▶ Given data:
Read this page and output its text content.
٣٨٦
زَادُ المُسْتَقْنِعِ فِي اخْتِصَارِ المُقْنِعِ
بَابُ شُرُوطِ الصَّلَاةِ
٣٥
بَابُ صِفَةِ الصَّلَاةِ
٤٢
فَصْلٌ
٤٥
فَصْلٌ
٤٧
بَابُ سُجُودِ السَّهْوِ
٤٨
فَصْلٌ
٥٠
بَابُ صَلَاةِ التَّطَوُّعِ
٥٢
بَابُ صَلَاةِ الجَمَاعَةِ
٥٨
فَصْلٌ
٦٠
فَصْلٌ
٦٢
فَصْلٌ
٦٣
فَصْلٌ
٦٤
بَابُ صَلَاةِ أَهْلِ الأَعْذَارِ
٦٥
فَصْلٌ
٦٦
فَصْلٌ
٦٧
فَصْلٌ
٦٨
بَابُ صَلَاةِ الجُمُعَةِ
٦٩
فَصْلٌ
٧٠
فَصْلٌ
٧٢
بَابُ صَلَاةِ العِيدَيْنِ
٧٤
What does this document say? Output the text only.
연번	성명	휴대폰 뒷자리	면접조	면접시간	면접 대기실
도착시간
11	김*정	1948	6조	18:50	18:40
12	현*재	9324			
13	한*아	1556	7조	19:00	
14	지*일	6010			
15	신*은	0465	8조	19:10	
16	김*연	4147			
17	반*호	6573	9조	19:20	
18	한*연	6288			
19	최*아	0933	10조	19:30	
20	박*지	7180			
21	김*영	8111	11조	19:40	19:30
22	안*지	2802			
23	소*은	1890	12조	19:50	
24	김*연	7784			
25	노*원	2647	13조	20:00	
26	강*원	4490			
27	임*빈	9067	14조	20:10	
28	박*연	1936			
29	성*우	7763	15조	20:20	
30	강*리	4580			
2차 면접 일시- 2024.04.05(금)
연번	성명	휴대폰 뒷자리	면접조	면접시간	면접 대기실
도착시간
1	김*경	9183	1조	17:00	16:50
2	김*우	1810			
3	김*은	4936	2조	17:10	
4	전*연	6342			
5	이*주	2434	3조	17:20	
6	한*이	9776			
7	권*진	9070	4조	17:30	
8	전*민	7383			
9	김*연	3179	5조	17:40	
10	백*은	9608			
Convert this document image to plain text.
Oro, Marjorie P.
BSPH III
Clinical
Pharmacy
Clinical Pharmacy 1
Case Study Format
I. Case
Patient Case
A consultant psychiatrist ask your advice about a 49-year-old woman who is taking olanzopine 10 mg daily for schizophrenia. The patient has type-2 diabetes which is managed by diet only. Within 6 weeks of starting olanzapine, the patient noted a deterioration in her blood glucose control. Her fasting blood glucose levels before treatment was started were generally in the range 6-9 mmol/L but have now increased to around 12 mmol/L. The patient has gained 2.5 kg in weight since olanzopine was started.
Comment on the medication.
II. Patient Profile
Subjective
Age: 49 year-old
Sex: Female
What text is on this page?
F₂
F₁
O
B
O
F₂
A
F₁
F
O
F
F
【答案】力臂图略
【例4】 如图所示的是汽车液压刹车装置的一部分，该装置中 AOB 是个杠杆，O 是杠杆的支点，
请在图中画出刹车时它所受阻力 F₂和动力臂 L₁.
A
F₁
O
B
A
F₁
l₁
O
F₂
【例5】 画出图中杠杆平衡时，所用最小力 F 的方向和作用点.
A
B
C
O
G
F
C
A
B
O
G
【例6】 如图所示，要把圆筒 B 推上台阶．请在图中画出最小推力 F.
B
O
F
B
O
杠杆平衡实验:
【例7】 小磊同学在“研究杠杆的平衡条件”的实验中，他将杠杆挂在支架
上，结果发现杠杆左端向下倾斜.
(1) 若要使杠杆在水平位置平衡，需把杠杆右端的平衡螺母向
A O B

▶ Instructions for the task:
Reproduce each line from the records that contains the word "Case".

▶ Right answer:
Case Study Format
I. Case
Patient Case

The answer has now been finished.